┌─ Data excerpts

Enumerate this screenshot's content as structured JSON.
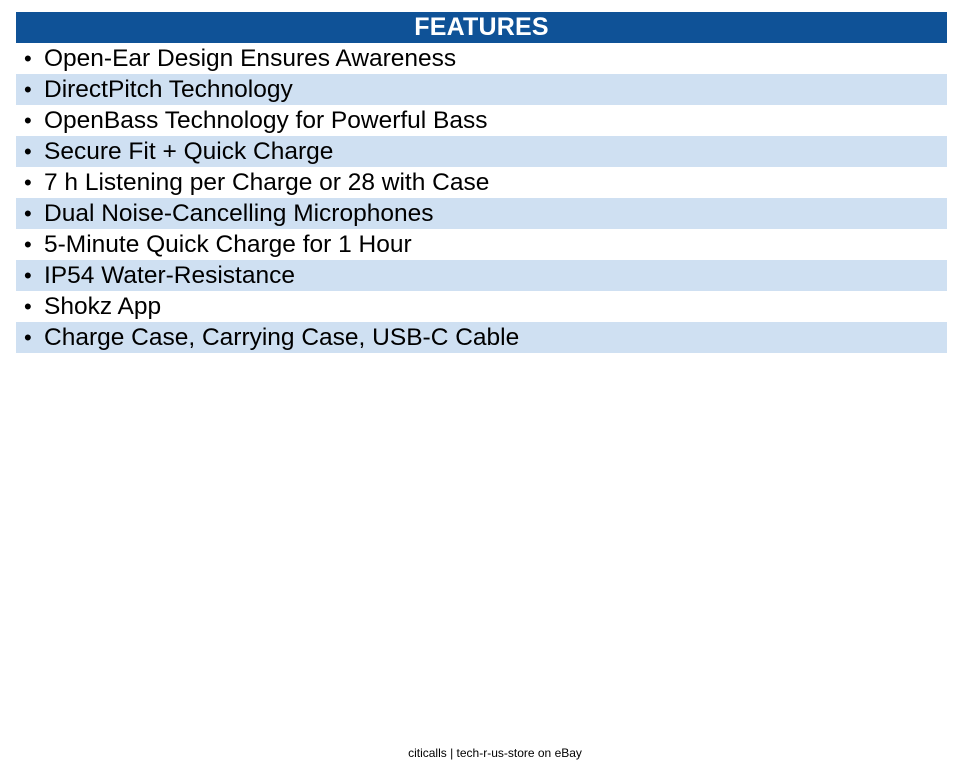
{
  "header": {
    "title": "FEATURES"
  },
  "features": [
    "Open-Ear Design Ensures Awareness",
    "DirectPitch Technology",
    "OpenBass Technology for Powerful Bass",
    "Secure Fit + Quick Charge",
    "7 h Listening per Charge or 28 with Case",
    "Dual Noise-Cancelling Microphones",
    "5-Minute Quick Charge for 1 Hour",
    "IP54 Water-Resistance",
    "Shokz App",
    "Charge Case, Carrying Case, USB-C Cable"
  ],
  "bullet_symbol": "•",
  "footer": {
    "text": "citicalls | tech-r-us-store on eBay"
  },
  "colors": {
    "header_bg": "#0f5297",
    "stripe_bg": "#cfe0f2"
  }
}
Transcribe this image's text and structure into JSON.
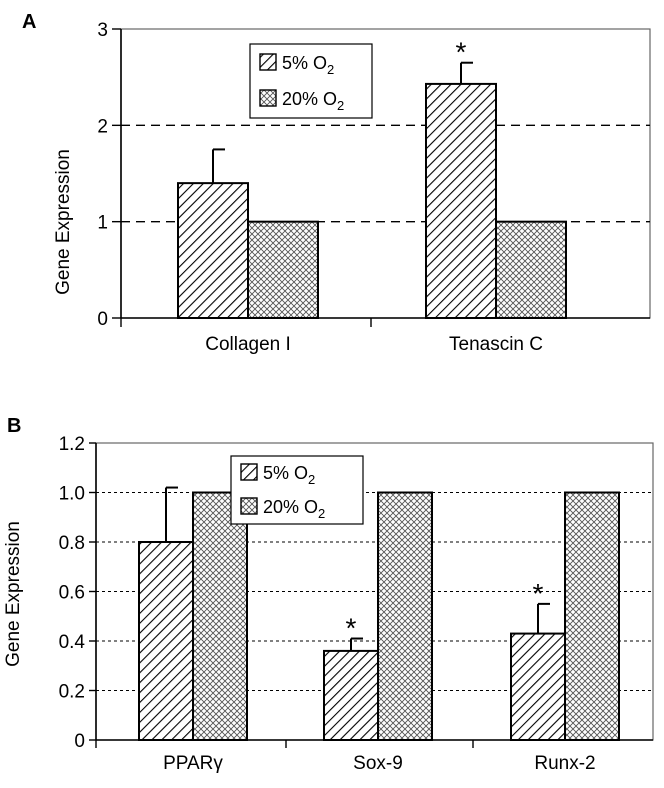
{
  "chart_data": [
    {
      "panel": "A",
      "type": "bar",
      "ylabel": "Gene Expression",
      "ylim": [
        0,
        3
      ],
      "yticks": [
        "0",
        "1",
        "2",
        "3"
      ],
      "grid": "dashed-horizontal",
      "legend_position": "top-center",
      "categories": [
        "Collagen I",
        "Tenascin C"
      ],
      "series": [
        {
          "name": "5% O2",
          "legend_main": "5% O",
          "legend_sub": "2",
          "pattern": "diagonal",
          "values": [
            1.4,
            2.43
          ],
          "errors": [
            0.35,
            0.22
          ],
          "significant": [
            false,
            true
          ]
        },
        {
          "name": "20% O2",
          "legend_main": "20% O",
          "legend_sub": "2",
          "pattern": "crosshatch",
          "values": [
            1.0,
            1.0
          ],
          "errors": [
            0,
            0
          ],
          "significant": [
            false,
            false
          ]
        }
      ],
      "significance_marker": "*"
    },
    {
      "panel": "B",
      "type": "bar",
      "ylabel": "Gene Expression",
      "ylim": [
        0,
        1.2
      ],
      "yticks": [
        "0",
        "0.2",
        "0.4",
        "0.6",
        "0.8",
        "1.0",
        "1.2"
      ],
      "grid": "dotted-horizontal",
      "legend_position": "top-center",
      "categories": [
        "PPARγ",
        "Sox-9",
        "Runx-2"
      ],
      "series": [
        {
          "name": "5% O2",
          "legend_main": "5% O",
          "legend_sub": "2",
          "pattern": "diagonal",
          "values": [
            0.8,
            0.36,
            0.43
          ],
          "errors": [
            0.22,
            0.05,
            0.12
          ],
          "significant": [
            false,
            true,
            true
          ]
        },
        {
          "name": "20% O2",
          "legend_main": "20% O",
          "legend_sub": "2",
          "pattern": "crosshatch",
          "values": [
            1.0,
            1.0,
            1.0
          ],
          "errors": [
            0,
            0,
            0
          ],
          "significant": [
            false,
            false,
            false
          ]
        }
      ],
      "significance_marker": "*"
    }
  ]
}
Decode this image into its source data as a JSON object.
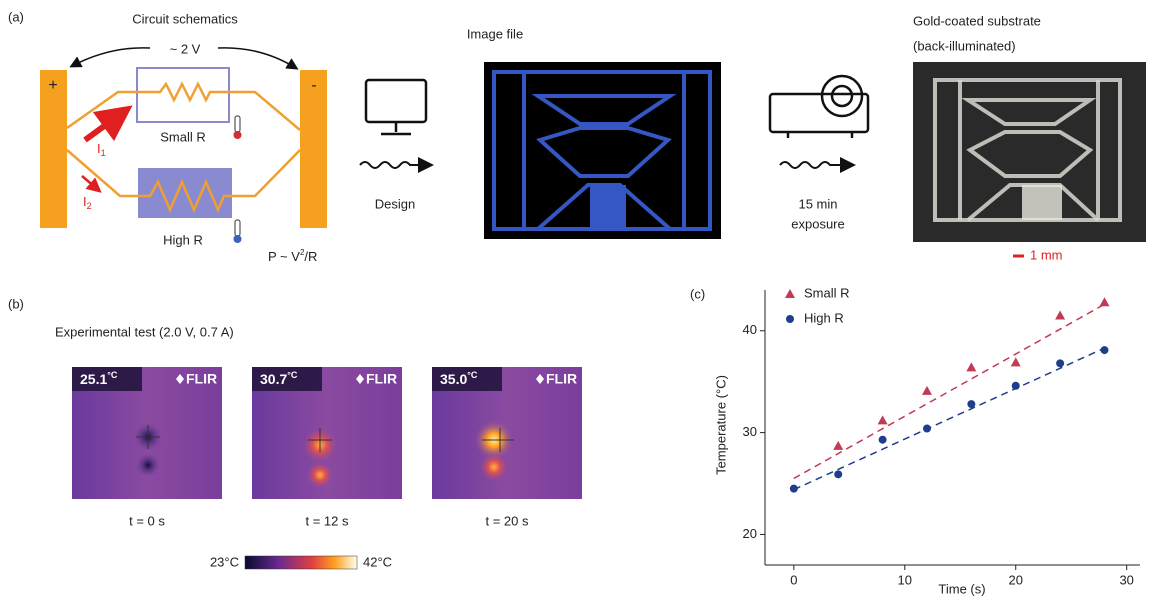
{
  "panel_a": {
    "label": "(a)",
    "schematic_title": "Circuit schematics",
    "voltage": "~ 2 V",
    "plus": "+",
    "minus": "-",
    "small_r": "Small R",
    "high_r": "High R",
    "current_1": {
      "symbol": "I",
      "subscript": "1"
    },
    "current_2": {
      "symbol": "I",
      "subscript": "2"
    },
    "power": {
      "lhs": "P ~ V",
      "superscript": "2",
      "rhs": "/R"
    },
    "design": "Design",
    "image_file_title": "Image file",
    "exposure": [
      "15 min",
      "exposure"
    ],
    "substrate_title": [
      "Gold-coated substrate",
      "(back-illuminated)"
    ],
    "scale_bar": "1 mm"
  },
  "panel_b": {
    "label": "(b)",
    "title": "Experimental test (2.0 V, 0.7 A)",
    "images": [
      {
        "temperature": "25.1",
        "unit": "°C",
        "brand": "FLIR",
        "time": "t = 0 s"
      },
      {
        "temperature": "30.7",
        "unit": "°C",
        "brand": "FLIR",
        "time": "t = 12 s"
      },
      {
        "temperature": "35.0",
        "unit": "°C",
        "brand": "FLIR",
        "time": "t = 20 s"
      }
    ],
    "colorbar": {
      "min": "23°C",
      "max": "42°C"
    }
  },
  "chart_data": {
    "type": "scatter",
    "label": "(c)",
    "x_label": "Time (s)",
    "y_label": "Temperature (°C)",
    "xlim": [
      -2.6,
      31.2
    ],
    "ylim": [
      17,
      44
    ],
    "xticks": [
      0,
      10,
      20,
      30
    ],
    "yticks": [
      20,
      30,
      40
    ],
    "legend": "upper left",
    "series": [
      {
        "name": "Small R",
        "color": "#c23a55",
        "marker": "triangle",
        "x": [
          4,
          8,
          12,
          16,
          20,
          24,
          28
        ],
        "values": [
          28.7,
          31.2,
          34.1,
          36.4,
          36.9,
          41.5,
          42.8
        ],
        "fit_x": [
          0,
          28
        ],
        "fit_values": [
          25.5,
          42.6
        ]
      },
      {
        "name": "High R",
        "color": "#1f3d8c",
        "marker": "circle",
        "x": [
          0,
          4,
          8,
          12,
          16,
          20,
          24,
          28
        ],
        "values": [
          24.5,
          25.9,
          29.3,
          30.4,
          32.8,
          34.6,
          36.8,
          38.1
        ],
        "fit_x": [
          0,
          28
        ],
        "fit_values": [
          24.4,
          38.3
        ]
      }
    ]
  }
}
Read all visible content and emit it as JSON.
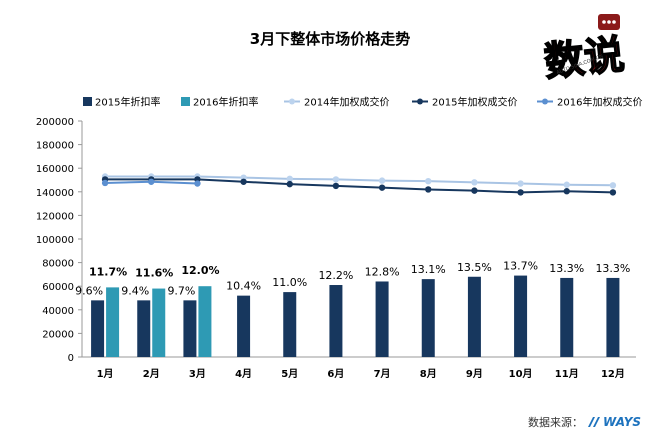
{
  "chart_data": {
    "type": "bar",
    "title": "3月下整体市场价格走势",
    "categories": [
      "1月",
      "2月",
      "3月",
      "4月",
      "5月",
      "6月",
      "7月",
      "8月",
      "9月",
      "10月",
      "11月",
      "12月"
    ],
    "ylim": [
      0,
      200000
    ],
    "yticks": [
      0,
      20000,
      40000,
      60000,
      80000,
      100000,
      120000,
      140000,
      160000,
      180000,
      200000
    ],
    "ytick_labels": [
      "0",
      "20000",
      "40000",
      "60000",
      "80000",
      "100000",
      "120000",
      "140000",
      "160000",
      "180000",
      "200000"
    ],
    "bar_series": [
      {
        "name": "2015年折扣率",
        "color": "#17375e",
        "values": [
          48000,
          48000,
          48000,
          52000,
          55000,
          61000,
          64000,
          66000,
          68000,
          69000,
          67000,
          67000
        ],
        "labels": [
          "9.6%",
          "9.4%",
          "9.7%",
          "10.4%",
          "11.0%",
          "12.2%",
          "12.8%",
          "13.1%",
          "13.5%",
          "13.7%",
          "13.3%",
          "13.3%"
        ]
      },
      {
        "name": "2016年折扣率",
        "color": "#2e9ab4",
        "values": [
          59000,
          58000,
          60000,
          null,
          null,
          null,
          null,
          null,
          null,
          null,
          null,
          null
        ],
        "labels": [
          "11.7%",
          "11.6%",
          "12.0%"
        ]
      }
    ],
    "line_series": [
      {
        "name": "2014年加权成交价",
        "color": "#a9c4e4",
        "marker": "#bcd3ee",
        "values": [
          153000,
          153000,
          153000,
          152000,
          151000,
          150500,
          149500,
          149000,
          148000,
          147000,
          146000,
          145500
        ]
      },
      {
        "name": "2015年加权成交价",
        "color": "#17375e",
        "marker": "#17375e",
        "values": [
          150500,
          150500,
          150500,
          148500,
          146500,
          145000,
          143500,
          142000,
          141000,
          139500,
          140500,
          139500
        ]
      },
      {
        "name": "2016年加权成交价",
        "color": "#5b8fd0",
        "marker": "#5b8fd0",
        "values": [
          147500,
          148500,
          147000,
          null,
          null,
          null,
          null,
          null,
          null,
          null,
          null,
          null
        ]
      }
    ],
    "legend_position": "top",
    "grid": false
  },
  "source": {
    "label": "数据来源：",
    "brand": "WAYS"
  },
  "logo": {
    "text": "数说",
    "subtext": "AUTO.SINA.COM.CN"
  }
}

└─

Task statement: Among the entries above, how many lines hold the word "source"? Reply with only that number.

Solution to the exercise: 2